- _DATASET ROWS_
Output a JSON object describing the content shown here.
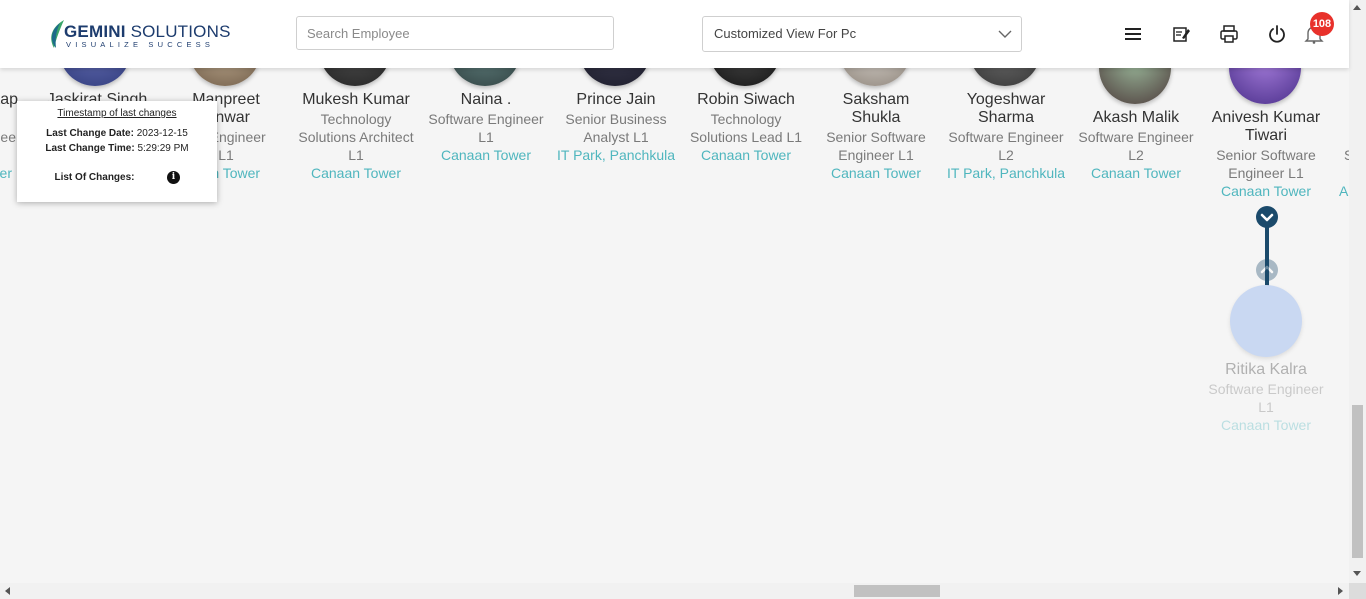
{
  "header": {
    "logo": {
      "main_bold": "GEMINI",
      "main_thin": " SOLUTIONS",
      "tagline": "VISUALIZE SUCCESS"
    },
    "search": {
      "placeholder": "Search Employee",
      "value": ""
    },
    "view_select": {
      "selected": "Customized View For Pc"
    },
    "icons": [
      "menu-icon",
      "edit-note-icon",
      "print-icon",
      "power-icon",
      "bell-icon"
    ],
    "notification_count": "108"
  },
  "tooltip": {
    "title": "Timestamp of last changes",
    "date_label": "Last Change Date:",
    "date_value": "2023-12-15",
    "time_label": "Last Change Time:",
    "time_value": "5:29:29 PM",
    "changes_label": "List Of Changes:"
  },
  "employees": [
    {
      "name": "...tap",
      "designation": "...nee",
      "location": "...er"
    },
    {
      "name": "Jaskirat Singh",
      "designation": "",
      "location": ""
    },
    {
      "name": "Manpreet ...nwar",
      "name1": "Manpreet",
      "name2": "...nwar",
      "desig1": "...e Engineer",
      "desig2": "L1",
      "location": "...an Tower"
    },
    {
      "name1": "Mukesh Kumar",
      "desig1": "Technology",
      "desig2": "Solutions Architect",
      "desig3": "L1",
      "location": "Canaan Tower"
    },
    {
      "name1": "Naina .",
      "desig1": "Software Engineer",
      "desig2": "L1",
      "location": "Canaan Tower"
    },
    {
      "name1": "Prince Jain",
      "desig1": "Senior Business",
      "desig2": "Analyst L1",
      "location": "IT Park, Panchkula"
    },
    {
      "name1": "Robin Siwach",
      "desig1": "Technology",
      "desig2": "Solutions Lead L1",
      "location": "Canaan Tower"
    },
    {
      "name1": "Saksham",
      "name2": "Shukla",
      "desig1": "Senior Software",
      "desig2": "Engineer L1",
      "location": "Canaan Tower"
    },
    {
      "name1": "Yogeshwar",
      "name2": "Sharma",
      "desig1": "Software Engineer",
      "desig2": "L2",
      "location": "IT Park, Panchkula"
    },
    {
      "name1": "Akash Malik",
      "desig1": "Software Engineer",
      "desig2": "L2",
      "location": "Canaan Tower"
    },
    {
      "name1": "Anivesh Kumar",
      "name2": "Tiwari",
      "desig1": "Senior Software",
      "desig2": "Engineer L1",
      "location": "Canaan Tower"
    },
    {
      "name1": "",
      "desig1": "S",
      "location": "A"
    }
  ],
  "child": {
    "name": "Ritika Kalra",
    "desig1": "Software Engineer",
    "desig2": "L1",
    "location": "Canaan Tower"
  },
  "colors": {
    "accent": "#4fb6be",
    "brand": "#1d3c6e",
    "badge": "#e8312b",
    "connector": "#1b4a6b"
  }
}
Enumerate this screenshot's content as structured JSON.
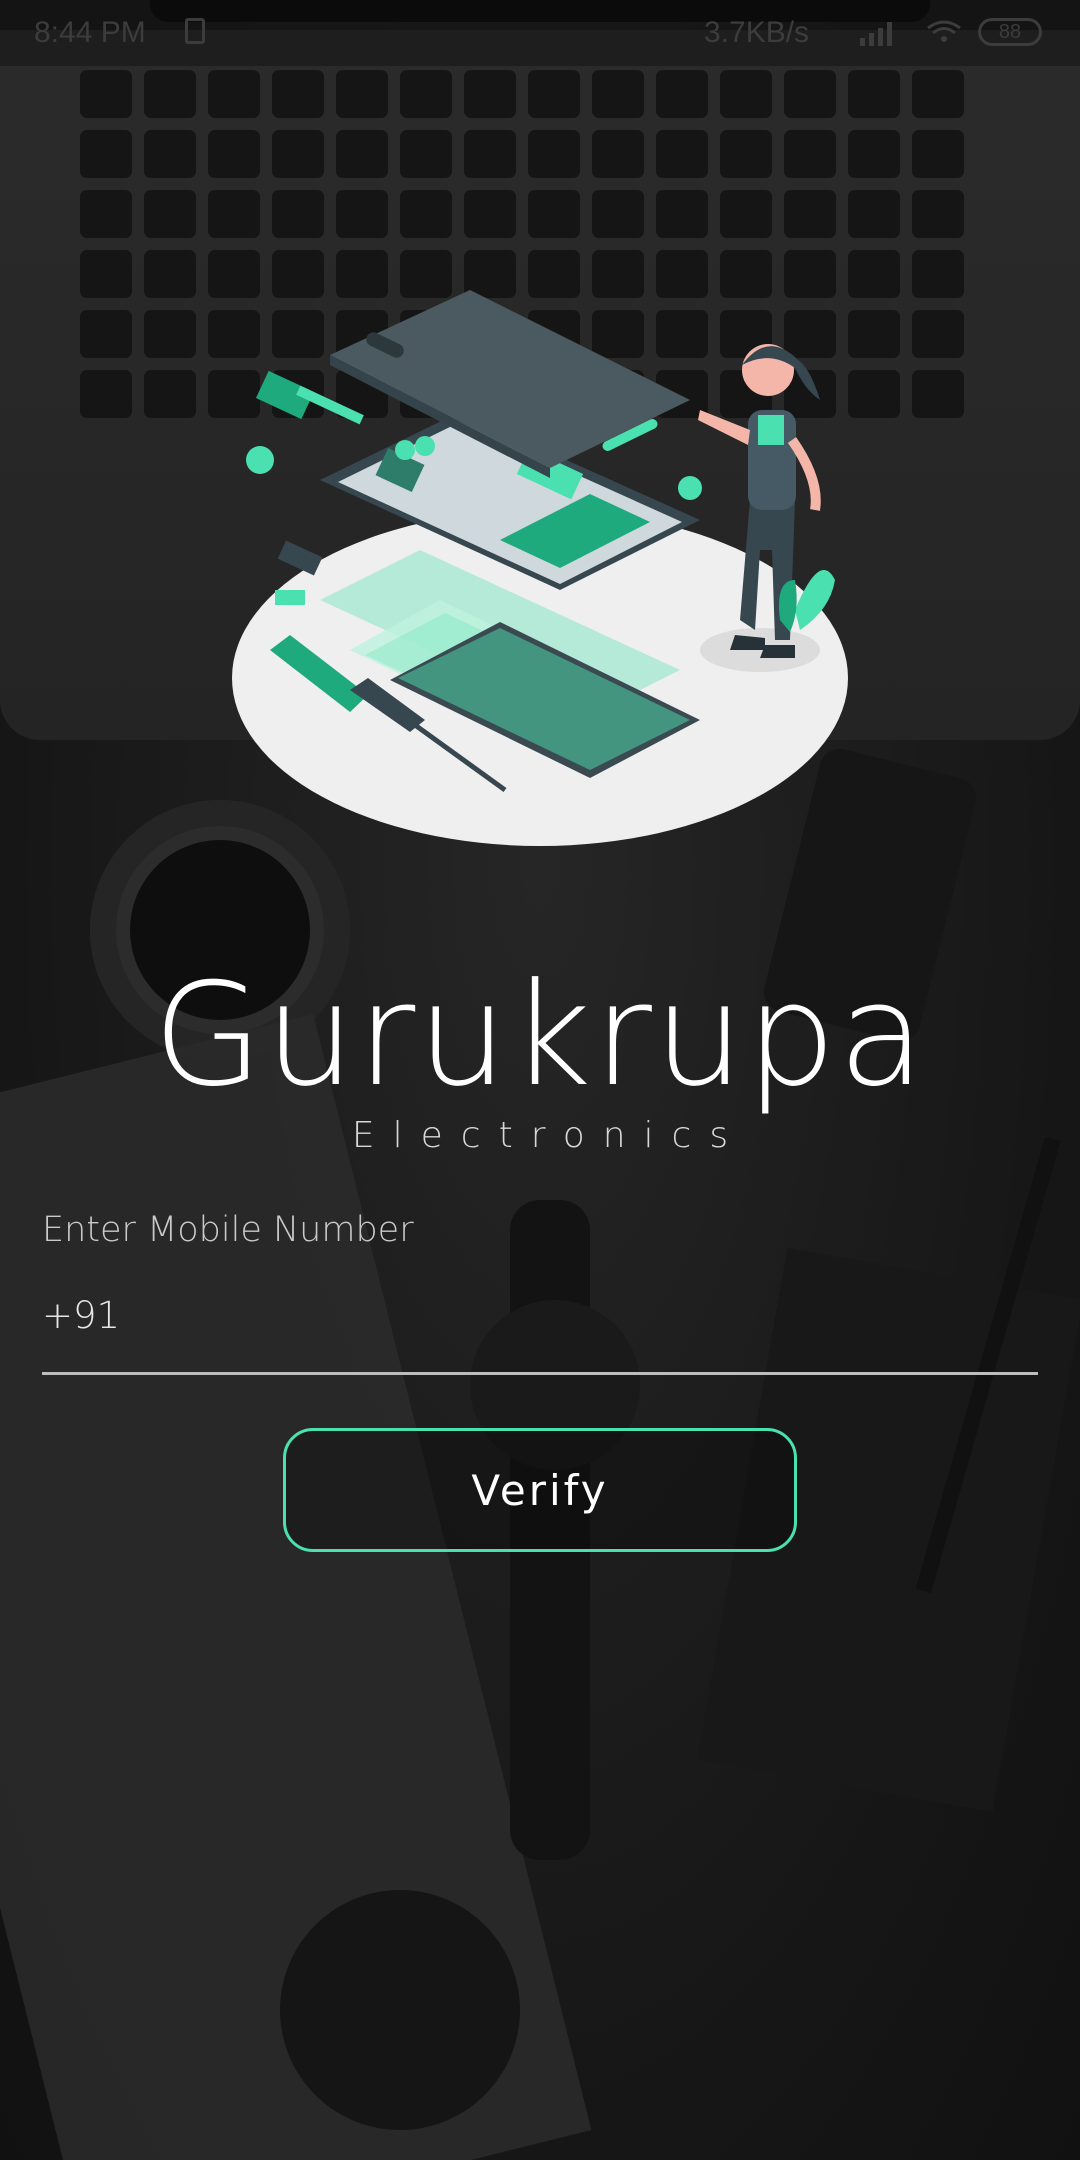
{
  "status_bar": {
    "time": "8:44 PM",
    "network_speed": "3.7KB/s",
    "battery": "88"
  },
  "brand": {
    "title": "Gurukrupa",
    "subtitle": "Electronics"
  },
  "form": {
    "mobile_label": "Enter Mobile Number",
    "mobile_value": "+91",
    "verify_label": "Verify"
  },
  "colors": {
    "accent": "#4be0b0",
    "background": "#1b1b1b",
    "text": "#ffffff"
  },
  "icons": {
    "illustration": "phone-repair-illustration",
    "status": [
      "alarm-icon",
      "signal-icon",
      "wifi-icon",
      "battery-icon"
    ]
  }
}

- _TASK_
Copy every record above exactly as written, but leave out the pictures.

- _COMPLETED EXERCISE_
Output a JSON object describing the content shown here.
{
  "header": {
    "logo": {
      "main_bold": "GEMINI",
      "main_thin": " SOLUTIONS",
      "tagline": "VISUALIZE SUCCESS"
    },
    "search": {
      "placeholder": "Search Employee",
      "value": ""
    },
    "view_select": {
      "selected": "Customized View For Pc"
    },
    "icons": [
      "menu-icon",
      "edit-note-icon",
      "print-icon",
      "power-icon",
      "bell-icon"
    ],
    "notification_count": "108"
  },
  "tooltip": {
    "title": "Timestamp of last changes",
    "date_label": "Last Change Date:",
    "date_value": "2023-12-15",
    "time_label": "Last Change Time:",
    "time_value": "5:29:29 PM",
    "changes_label": "List Of Changes:"
  },
  "employees": [
    {
      "name": "...tap",
      "designation": "...nee",
      "location": "...er"
    },
    {
      "name": "Jaskirat Singh",
      "designation": "",
      "location": ""
    },
    {
      "name": "Manpreet ...nwar",
      "name1": "Manpreet",
      "name2": "...nwar",
      "desig1": "...e Engineer",
      "desig2": "L1",
      "location": "...an Tower"
    },
    {
      "name1": "Mukesh Kumar",
      "desig1": "Technology",
      "desig2": "Solutions Architect",
      "desig3": "L1",
      "location": "Canaan Tower"
    },
    {
      "name1": "Naina .",
      "desig1": "Software Engineer",
      "desig2": "L1",
      "location": "Canaan Tower"
    },
    {
      "name1": "Prince Jain",
      "desig1": "Senior Business",
      "desig2": "Analyst L1",
      "location": "IT Park, Panchkula"
    },
    {
      "name1": "Robin Siwach",
      "desig1": "Technology",
      "desig2": "Solutions Lead L1",
      "location": "Canaan Tower"
    },
    {
      "name1": "Saksham",
      "name2": "Shukla",
      "desig1": "Senior Software",
      "desig2": "Engineer L1",
      "location": "Canaan Tower"
    },
    {
      "name1": "Yogeshwar",
      "name2": "Sharma",
      "desig1": "Software Engineer",
      "desig2": "L2",
      "location": "IT Park, Panchkula"
    },
    {
      "name1": "Akash Malik",
      "desig1": "Software Engineer",
      "desig2": "L2",
      "location": "Canaan Tower"
    },
    {
      "name1": "Anivesh Kumar",
      "name2": "Tiwari",
      "desig1": "Senior Software",
      "desig2": "Engineer L1",
      "location": "Canaan Tower"
    },
    {
      "name1": "",
      "desig1": "S",
      "location": "A"
    }
  ],
  "child": {
    "name": "Ritika Kalra",
    "desig1": "Software Engineer",
    "desig2": "L1",
    "location": "Canaan Tower"
  },
  "colors": {
    "accent": "#4fb6be",
    "brand": "#1d3c6e",
    "badge": "#e8312b",
    "connector": "#1b4a6b"
  }
}
Enumerate this screenshot's content as structured JSON.
{
  "status_bar": {
    "time": "8:44 PM",
    "network_speed": "3.7KB/s",
    "battery": "88"
  },
  "brand": {
    "title": "Gurukrupa",
    "subtitle": "Electronics"
  },
  "form": {
    "mobile_label": "Enter Mobile Number",
    "mobile_value": "+91",
    "verify_label": "Verify"
  },
  "colors": {
    "accent": "#4be0b0",
    "background": "#1b1b1b",
    "text": "#ffffff"
  },
  "icons": {
    "illustration": "phone-repair-illustration",
    "status": [
      "alarm-icon",
      "signal-icon",
      "wifi-icon",
      "battery-icon"
    ]
  }
}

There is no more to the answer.